##### DATASET CONTENT #####

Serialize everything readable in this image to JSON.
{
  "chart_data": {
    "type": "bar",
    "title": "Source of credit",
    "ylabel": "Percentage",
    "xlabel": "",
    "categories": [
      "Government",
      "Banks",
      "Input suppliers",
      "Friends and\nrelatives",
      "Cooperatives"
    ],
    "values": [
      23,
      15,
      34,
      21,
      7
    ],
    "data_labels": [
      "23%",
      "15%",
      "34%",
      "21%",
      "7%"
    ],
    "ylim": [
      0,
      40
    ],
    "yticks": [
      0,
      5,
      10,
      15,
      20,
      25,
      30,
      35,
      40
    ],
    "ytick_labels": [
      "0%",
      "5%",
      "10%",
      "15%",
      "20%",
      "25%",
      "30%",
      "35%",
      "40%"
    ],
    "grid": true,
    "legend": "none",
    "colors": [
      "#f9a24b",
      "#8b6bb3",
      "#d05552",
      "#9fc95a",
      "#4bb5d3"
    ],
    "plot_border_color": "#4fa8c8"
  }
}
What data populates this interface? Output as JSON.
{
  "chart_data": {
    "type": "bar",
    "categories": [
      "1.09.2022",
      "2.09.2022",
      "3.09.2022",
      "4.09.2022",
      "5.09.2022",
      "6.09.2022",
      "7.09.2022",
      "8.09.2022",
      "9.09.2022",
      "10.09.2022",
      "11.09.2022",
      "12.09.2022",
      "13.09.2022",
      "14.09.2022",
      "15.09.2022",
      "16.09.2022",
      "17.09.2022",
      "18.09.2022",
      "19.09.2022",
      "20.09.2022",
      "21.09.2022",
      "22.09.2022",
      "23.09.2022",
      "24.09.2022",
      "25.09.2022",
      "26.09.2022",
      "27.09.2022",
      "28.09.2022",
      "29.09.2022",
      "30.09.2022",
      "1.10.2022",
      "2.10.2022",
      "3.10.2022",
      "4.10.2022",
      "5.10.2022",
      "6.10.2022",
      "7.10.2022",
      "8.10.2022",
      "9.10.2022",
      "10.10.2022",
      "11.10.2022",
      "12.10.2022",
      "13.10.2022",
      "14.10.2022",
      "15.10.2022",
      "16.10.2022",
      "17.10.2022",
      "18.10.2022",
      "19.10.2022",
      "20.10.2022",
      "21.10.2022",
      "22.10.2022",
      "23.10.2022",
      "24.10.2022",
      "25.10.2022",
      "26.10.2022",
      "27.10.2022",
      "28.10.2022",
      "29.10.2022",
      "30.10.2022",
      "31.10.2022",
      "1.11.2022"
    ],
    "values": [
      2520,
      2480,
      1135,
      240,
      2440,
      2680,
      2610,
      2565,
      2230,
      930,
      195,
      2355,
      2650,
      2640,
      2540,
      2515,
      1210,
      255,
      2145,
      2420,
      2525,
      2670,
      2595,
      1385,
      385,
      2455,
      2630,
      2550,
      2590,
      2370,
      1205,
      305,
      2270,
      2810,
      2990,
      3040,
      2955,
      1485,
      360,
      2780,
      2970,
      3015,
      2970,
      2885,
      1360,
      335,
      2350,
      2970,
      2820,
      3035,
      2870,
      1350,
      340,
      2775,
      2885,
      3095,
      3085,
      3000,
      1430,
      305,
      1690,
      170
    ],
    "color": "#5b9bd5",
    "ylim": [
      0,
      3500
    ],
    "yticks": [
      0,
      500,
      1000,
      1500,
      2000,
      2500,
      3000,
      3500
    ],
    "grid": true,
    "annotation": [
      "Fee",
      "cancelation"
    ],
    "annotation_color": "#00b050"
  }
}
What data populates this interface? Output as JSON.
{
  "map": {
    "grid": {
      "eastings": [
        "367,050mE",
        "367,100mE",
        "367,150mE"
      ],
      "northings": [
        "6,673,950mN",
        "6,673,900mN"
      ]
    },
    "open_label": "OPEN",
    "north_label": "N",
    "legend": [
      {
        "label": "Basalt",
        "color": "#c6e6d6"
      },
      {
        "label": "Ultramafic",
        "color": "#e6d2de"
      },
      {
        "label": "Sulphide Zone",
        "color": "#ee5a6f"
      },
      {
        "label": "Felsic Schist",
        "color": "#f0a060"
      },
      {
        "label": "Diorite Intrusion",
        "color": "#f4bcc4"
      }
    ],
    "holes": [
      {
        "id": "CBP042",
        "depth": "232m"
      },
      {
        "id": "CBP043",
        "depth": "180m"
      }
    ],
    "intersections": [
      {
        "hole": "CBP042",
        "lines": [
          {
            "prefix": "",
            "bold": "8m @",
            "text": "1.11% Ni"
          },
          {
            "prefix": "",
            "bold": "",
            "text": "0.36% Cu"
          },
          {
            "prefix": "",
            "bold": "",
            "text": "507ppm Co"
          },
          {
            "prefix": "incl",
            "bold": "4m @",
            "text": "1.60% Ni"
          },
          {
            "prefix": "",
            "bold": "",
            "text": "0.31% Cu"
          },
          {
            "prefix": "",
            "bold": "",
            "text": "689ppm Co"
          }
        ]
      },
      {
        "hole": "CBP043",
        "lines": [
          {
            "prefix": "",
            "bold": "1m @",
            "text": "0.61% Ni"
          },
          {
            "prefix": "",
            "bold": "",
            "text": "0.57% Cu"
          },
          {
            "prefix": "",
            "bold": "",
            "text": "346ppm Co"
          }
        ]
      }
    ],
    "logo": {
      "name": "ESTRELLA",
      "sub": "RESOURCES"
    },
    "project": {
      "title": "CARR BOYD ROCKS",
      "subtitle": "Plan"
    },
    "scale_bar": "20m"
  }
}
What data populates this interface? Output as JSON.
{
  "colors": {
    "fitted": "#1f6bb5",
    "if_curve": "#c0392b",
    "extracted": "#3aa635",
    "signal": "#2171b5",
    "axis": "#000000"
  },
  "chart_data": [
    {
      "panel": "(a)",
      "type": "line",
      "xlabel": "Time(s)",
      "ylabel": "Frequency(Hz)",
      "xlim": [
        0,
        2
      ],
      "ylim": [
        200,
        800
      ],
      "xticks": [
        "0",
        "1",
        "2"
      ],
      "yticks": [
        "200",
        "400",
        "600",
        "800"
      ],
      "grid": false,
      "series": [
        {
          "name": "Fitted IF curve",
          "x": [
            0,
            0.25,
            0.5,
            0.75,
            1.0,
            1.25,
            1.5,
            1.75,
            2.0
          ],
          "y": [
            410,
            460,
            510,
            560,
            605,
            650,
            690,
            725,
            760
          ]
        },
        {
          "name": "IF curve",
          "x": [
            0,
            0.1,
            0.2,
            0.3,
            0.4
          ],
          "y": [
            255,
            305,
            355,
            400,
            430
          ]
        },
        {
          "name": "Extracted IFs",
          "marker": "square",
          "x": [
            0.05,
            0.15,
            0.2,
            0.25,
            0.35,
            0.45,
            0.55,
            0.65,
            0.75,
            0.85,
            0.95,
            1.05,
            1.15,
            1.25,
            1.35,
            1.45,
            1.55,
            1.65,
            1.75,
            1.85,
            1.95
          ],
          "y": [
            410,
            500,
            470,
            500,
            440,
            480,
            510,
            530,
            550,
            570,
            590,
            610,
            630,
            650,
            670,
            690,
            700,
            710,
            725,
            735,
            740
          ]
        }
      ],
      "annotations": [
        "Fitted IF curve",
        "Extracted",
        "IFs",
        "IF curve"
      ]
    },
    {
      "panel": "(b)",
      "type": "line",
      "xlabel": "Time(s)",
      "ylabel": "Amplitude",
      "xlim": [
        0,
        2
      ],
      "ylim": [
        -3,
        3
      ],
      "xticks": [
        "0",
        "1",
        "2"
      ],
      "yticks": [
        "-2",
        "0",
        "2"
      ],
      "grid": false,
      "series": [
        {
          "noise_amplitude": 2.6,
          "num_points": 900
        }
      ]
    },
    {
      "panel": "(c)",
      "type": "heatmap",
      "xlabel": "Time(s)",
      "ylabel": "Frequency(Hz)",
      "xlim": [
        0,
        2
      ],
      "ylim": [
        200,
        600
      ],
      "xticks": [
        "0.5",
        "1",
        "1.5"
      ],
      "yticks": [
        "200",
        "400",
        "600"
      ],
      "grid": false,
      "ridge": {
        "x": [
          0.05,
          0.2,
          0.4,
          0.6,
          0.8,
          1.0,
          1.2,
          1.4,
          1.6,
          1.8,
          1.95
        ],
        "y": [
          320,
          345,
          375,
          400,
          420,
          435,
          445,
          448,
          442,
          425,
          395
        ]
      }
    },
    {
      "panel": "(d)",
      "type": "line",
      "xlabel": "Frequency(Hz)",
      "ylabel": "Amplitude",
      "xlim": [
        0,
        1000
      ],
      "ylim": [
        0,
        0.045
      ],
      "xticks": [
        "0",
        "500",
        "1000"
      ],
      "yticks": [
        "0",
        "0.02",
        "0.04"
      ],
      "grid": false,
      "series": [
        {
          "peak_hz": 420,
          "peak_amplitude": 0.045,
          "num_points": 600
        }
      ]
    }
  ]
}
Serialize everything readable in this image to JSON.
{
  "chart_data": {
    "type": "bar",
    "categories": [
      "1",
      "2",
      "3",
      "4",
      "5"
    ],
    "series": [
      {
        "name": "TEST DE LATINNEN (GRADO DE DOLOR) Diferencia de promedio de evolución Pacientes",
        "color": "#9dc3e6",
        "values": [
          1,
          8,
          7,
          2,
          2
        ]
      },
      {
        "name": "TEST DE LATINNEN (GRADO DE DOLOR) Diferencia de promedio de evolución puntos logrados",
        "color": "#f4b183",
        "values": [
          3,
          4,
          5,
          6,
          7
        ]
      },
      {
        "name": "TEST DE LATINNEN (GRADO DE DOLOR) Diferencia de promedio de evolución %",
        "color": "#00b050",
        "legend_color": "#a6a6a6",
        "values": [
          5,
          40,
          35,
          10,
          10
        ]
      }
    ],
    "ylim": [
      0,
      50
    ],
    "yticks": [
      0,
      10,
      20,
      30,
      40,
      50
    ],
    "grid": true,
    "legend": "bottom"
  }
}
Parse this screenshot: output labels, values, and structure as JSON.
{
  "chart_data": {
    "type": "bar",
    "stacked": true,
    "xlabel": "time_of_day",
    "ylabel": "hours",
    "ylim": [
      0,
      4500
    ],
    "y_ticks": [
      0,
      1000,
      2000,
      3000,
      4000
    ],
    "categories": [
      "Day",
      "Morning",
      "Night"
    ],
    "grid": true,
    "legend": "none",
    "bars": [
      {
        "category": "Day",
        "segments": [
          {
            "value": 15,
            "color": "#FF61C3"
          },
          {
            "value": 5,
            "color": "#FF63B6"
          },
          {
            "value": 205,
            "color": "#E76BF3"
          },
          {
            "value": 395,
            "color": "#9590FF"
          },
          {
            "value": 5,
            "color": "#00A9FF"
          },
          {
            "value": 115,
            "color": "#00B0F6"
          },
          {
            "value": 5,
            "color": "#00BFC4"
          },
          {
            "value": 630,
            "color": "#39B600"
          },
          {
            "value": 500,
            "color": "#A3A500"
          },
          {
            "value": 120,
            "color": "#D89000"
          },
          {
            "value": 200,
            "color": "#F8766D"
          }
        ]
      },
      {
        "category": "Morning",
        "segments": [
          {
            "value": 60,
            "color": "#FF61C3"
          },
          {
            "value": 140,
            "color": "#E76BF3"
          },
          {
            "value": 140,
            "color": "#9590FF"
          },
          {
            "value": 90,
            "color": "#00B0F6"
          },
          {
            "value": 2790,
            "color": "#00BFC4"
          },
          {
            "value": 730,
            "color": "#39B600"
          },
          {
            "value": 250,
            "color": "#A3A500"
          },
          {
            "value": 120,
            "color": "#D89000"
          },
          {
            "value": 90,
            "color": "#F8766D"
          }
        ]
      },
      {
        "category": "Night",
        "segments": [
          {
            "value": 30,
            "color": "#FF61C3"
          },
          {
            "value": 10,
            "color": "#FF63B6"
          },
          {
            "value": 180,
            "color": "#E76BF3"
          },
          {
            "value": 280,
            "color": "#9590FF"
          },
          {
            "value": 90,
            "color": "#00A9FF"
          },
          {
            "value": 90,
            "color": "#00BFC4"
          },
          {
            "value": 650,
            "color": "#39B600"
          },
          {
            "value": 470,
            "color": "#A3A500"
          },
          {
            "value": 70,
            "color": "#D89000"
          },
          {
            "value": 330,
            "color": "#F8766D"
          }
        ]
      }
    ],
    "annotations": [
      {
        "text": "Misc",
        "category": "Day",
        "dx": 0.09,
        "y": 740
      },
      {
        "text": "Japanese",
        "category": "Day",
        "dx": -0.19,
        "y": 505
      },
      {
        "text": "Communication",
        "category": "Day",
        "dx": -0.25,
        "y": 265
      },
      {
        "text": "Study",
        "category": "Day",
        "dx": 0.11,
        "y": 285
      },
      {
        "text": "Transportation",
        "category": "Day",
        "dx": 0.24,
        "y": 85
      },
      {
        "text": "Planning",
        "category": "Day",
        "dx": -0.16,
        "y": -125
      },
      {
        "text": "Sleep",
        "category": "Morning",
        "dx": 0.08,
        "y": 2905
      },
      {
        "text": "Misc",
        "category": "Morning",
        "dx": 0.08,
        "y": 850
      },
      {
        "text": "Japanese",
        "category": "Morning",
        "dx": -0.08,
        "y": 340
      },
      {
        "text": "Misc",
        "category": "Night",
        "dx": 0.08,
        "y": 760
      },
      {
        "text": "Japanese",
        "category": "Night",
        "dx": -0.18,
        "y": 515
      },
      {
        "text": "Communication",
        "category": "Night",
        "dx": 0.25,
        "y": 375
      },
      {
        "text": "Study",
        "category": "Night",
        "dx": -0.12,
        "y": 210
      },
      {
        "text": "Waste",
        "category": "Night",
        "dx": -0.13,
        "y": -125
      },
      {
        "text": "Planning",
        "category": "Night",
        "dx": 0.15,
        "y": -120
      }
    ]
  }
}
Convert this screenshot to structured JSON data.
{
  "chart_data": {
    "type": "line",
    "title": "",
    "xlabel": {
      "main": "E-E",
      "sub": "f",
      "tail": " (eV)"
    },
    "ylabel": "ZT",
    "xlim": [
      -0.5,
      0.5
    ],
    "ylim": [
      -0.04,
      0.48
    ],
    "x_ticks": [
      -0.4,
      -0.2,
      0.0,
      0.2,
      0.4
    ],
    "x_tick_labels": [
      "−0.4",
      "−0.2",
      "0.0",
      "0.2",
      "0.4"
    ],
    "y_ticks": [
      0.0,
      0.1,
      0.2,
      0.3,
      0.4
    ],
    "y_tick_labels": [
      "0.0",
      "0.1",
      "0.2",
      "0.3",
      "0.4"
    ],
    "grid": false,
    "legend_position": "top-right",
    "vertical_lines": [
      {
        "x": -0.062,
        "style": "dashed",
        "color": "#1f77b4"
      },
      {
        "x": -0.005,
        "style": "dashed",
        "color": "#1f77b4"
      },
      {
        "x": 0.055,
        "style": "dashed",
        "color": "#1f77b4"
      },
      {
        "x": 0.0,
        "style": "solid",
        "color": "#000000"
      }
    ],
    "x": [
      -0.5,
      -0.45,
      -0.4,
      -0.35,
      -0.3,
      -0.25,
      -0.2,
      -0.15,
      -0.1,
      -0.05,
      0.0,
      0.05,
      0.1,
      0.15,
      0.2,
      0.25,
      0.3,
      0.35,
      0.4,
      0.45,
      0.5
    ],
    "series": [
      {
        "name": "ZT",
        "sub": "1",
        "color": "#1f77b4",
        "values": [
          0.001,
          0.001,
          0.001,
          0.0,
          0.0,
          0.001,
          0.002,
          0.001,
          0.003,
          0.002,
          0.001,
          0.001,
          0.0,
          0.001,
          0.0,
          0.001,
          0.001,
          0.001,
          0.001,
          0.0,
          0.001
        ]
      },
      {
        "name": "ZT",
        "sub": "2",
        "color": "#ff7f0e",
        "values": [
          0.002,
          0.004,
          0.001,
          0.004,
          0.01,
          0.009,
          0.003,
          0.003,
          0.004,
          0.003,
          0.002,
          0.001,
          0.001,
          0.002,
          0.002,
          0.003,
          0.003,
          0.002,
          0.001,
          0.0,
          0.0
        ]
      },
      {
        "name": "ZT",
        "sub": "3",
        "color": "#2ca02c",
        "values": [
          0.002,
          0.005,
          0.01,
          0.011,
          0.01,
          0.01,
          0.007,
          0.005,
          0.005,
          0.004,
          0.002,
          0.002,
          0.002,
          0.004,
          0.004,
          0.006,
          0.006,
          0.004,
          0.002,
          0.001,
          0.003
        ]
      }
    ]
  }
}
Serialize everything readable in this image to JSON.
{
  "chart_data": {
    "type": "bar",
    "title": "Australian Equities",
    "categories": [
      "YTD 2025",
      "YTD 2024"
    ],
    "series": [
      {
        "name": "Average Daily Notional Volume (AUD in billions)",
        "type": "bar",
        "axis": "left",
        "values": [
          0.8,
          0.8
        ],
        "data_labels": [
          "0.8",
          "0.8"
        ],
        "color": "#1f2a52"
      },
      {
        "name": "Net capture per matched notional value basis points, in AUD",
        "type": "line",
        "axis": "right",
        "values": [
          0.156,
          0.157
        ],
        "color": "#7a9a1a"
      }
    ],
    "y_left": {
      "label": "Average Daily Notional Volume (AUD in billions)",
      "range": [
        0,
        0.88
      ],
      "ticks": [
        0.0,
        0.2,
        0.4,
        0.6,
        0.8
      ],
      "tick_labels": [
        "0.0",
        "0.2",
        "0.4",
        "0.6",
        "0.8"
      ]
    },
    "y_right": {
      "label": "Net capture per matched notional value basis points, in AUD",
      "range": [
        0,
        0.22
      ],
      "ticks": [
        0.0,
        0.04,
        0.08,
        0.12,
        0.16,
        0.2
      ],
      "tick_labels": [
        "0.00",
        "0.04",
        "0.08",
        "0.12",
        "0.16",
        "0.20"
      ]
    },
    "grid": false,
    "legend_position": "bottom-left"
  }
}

#####

EXERCISE OBJECTIVE:
Find the number of lines in which the word "TEST" occurs, and write nothing but that number.

COMPLETED EXERCISE:
3